** Opening Records to use block **

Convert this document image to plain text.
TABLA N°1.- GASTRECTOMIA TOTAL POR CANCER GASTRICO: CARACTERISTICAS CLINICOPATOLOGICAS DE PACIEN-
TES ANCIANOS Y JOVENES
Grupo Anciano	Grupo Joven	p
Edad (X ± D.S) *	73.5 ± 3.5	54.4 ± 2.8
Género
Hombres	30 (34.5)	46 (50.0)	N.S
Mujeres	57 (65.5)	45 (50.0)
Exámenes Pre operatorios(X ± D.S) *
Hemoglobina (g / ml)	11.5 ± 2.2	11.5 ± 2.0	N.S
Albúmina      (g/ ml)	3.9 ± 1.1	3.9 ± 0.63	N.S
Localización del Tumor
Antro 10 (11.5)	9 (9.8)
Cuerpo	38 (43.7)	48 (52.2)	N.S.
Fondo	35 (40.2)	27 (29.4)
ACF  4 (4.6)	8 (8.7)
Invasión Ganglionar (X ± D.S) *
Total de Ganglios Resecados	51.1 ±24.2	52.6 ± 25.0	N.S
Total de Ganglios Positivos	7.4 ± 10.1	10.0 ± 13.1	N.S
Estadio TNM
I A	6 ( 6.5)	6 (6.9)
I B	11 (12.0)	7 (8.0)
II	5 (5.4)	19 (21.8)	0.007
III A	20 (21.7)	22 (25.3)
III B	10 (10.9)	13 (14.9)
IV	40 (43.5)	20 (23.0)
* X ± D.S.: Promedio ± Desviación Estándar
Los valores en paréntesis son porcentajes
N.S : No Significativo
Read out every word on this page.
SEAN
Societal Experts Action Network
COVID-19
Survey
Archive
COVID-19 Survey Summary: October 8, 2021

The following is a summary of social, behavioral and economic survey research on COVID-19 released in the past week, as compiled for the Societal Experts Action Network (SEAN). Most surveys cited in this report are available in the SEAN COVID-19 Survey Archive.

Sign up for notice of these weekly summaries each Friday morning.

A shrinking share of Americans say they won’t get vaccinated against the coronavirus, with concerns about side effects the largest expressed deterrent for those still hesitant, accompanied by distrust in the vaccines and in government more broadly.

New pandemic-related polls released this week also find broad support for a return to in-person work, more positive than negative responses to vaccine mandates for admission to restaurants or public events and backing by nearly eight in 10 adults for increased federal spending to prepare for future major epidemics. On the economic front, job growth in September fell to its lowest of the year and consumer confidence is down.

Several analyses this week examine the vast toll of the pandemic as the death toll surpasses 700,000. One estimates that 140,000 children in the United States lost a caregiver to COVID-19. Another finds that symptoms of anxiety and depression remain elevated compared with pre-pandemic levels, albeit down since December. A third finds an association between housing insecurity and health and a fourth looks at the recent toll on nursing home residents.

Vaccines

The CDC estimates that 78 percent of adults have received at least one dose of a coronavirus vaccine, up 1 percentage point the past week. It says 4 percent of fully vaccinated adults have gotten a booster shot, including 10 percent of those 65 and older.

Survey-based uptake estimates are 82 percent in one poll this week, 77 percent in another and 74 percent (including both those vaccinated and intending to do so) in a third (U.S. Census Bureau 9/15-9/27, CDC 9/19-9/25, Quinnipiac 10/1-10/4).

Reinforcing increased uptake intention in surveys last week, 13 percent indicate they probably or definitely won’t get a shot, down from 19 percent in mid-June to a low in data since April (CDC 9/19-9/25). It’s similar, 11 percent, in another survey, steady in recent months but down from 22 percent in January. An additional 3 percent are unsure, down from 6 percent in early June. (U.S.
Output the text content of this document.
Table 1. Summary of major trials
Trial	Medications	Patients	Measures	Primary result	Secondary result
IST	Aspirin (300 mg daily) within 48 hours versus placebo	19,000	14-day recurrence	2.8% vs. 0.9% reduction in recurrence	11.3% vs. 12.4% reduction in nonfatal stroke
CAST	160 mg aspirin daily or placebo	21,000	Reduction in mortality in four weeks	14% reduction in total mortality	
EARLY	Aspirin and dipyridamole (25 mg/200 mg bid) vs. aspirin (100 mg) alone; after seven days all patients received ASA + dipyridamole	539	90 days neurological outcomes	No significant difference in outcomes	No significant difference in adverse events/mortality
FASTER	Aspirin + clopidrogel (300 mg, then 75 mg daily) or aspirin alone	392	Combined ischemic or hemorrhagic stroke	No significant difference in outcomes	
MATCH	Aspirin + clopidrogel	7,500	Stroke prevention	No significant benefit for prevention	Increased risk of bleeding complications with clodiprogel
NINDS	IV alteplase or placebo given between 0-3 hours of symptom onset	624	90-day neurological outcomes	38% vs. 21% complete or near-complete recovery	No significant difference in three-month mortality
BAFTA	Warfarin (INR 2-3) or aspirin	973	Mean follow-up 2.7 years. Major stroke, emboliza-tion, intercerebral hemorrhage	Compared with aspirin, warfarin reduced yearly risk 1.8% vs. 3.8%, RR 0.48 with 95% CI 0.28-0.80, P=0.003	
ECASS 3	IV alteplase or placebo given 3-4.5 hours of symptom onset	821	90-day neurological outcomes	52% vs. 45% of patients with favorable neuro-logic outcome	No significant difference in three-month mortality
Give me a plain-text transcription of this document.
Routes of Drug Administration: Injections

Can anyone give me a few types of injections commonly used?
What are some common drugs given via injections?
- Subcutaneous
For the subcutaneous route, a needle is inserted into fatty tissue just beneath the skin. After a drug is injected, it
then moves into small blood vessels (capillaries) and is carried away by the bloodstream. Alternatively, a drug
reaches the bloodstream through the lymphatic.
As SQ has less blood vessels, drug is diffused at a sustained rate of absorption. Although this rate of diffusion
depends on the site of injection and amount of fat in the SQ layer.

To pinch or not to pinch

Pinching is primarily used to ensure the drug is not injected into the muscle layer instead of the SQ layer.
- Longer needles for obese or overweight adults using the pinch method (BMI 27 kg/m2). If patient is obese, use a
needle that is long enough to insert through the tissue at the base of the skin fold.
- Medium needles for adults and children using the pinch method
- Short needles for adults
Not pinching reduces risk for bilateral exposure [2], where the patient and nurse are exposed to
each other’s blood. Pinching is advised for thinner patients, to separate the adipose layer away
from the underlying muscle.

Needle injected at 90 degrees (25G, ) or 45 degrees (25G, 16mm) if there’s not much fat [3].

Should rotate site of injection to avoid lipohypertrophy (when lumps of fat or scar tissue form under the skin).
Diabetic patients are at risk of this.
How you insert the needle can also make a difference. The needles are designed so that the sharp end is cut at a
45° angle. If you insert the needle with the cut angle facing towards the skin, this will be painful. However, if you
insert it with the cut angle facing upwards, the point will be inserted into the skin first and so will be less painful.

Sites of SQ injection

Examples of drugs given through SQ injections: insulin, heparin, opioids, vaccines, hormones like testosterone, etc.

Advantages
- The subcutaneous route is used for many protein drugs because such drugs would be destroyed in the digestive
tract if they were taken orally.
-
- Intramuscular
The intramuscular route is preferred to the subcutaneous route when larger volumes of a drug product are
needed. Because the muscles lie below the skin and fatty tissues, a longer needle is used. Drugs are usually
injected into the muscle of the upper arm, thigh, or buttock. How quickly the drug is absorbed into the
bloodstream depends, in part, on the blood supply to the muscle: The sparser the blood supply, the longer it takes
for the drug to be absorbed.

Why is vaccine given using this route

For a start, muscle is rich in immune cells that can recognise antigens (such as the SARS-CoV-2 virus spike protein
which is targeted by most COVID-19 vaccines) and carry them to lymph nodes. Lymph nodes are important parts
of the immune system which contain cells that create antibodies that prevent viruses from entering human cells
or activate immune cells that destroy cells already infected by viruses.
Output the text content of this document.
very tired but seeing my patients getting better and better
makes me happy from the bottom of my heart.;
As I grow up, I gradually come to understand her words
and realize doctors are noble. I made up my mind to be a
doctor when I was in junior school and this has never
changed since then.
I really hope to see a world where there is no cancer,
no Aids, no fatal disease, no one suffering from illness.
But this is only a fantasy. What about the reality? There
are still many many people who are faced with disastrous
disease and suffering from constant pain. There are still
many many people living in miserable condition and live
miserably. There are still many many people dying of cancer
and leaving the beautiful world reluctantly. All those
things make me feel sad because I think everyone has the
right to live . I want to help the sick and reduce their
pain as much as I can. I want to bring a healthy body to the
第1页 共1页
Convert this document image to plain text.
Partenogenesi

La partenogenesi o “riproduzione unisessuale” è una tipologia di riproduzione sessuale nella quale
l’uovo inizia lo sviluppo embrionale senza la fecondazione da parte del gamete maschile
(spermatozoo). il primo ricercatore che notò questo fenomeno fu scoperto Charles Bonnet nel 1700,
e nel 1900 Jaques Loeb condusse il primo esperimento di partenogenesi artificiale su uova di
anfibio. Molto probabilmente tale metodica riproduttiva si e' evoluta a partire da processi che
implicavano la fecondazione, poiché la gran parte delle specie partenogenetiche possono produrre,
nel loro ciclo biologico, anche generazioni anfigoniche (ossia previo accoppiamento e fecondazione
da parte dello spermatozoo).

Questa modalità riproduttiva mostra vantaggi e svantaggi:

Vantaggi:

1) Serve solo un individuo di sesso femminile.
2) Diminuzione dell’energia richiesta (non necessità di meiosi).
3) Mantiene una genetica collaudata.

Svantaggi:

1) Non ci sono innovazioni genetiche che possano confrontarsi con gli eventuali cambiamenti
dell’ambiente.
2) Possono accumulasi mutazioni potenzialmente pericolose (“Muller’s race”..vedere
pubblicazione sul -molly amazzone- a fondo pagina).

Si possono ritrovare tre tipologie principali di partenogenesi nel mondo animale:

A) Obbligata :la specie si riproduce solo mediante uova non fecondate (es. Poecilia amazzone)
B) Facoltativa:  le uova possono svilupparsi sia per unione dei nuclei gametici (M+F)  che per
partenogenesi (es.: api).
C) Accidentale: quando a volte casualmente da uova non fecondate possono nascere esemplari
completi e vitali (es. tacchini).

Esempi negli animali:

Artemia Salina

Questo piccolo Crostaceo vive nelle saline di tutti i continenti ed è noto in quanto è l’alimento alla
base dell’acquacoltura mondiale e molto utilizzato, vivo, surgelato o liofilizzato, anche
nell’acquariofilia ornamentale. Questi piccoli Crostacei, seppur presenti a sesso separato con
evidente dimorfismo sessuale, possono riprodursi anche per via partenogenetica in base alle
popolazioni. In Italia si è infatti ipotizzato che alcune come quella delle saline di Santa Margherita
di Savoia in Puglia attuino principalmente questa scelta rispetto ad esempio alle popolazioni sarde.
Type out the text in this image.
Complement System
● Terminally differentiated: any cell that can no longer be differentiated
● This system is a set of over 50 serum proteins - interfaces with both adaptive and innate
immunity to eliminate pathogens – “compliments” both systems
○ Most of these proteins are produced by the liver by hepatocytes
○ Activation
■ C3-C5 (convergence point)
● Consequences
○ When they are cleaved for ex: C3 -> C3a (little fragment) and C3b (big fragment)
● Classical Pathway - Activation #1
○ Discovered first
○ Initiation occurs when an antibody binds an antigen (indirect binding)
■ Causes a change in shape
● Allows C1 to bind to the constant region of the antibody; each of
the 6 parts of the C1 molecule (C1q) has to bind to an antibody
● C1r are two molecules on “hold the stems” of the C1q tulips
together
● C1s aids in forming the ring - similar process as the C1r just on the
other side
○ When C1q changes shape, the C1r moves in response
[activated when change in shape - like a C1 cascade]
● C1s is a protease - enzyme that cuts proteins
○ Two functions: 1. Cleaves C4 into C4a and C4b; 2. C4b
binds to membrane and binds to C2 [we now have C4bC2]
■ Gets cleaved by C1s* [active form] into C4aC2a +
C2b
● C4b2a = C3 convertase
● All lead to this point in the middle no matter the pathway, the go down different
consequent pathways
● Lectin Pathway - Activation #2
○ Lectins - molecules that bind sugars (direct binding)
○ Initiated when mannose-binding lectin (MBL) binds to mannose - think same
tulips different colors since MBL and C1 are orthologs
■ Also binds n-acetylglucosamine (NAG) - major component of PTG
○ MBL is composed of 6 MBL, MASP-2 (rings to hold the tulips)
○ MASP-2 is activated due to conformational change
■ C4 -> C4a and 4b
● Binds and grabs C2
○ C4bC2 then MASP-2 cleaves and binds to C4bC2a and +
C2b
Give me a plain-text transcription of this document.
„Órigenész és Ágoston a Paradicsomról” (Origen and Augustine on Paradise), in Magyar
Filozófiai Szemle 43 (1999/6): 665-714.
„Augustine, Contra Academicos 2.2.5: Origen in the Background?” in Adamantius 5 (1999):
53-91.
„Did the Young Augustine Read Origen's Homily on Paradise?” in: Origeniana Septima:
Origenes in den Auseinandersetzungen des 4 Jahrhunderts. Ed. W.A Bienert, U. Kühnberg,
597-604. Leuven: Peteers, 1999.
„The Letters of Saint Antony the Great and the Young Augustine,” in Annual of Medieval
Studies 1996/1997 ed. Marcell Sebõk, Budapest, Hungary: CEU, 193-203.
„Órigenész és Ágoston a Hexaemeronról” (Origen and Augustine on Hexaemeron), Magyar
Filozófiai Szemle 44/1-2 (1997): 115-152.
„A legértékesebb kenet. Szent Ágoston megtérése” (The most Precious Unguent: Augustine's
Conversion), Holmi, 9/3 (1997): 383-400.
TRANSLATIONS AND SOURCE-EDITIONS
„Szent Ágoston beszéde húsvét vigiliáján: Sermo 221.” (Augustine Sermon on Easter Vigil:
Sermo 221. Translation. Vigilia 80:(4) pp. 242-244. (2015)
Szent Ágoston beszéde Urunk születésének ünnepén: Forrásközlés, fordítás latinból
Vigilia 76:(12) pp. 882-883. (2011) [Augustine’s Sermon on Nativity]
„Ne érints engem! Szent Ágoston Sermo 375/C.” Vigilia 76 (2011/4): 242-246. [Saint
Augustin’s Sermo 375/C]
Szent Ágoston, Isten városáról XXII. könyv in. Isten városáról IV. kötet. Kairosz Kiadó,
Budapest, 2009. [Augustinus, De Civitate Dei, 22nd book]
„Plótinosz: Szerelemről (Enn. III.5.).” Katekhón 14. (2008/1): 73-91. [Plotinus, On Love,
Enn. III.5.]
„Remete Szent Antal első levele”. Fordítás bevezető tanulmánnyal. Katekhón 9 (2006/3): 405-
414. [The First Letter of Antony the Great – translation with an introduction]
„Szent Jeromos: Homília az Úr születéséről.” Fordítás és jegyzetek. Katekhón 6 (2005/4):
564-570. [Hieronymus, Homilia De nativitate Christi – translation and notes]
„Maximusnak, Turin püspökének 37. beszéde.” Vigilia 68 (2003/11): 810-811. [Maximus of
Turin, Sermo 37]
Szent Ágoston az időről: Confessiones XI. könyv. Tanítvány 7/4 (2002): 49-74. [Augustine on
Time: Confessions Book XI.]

** Closing Records to use block **

_Exercise brief_
Report the number of lines in the entries that hold the word "shape". Nothing else is wanted.

_Task solution_
3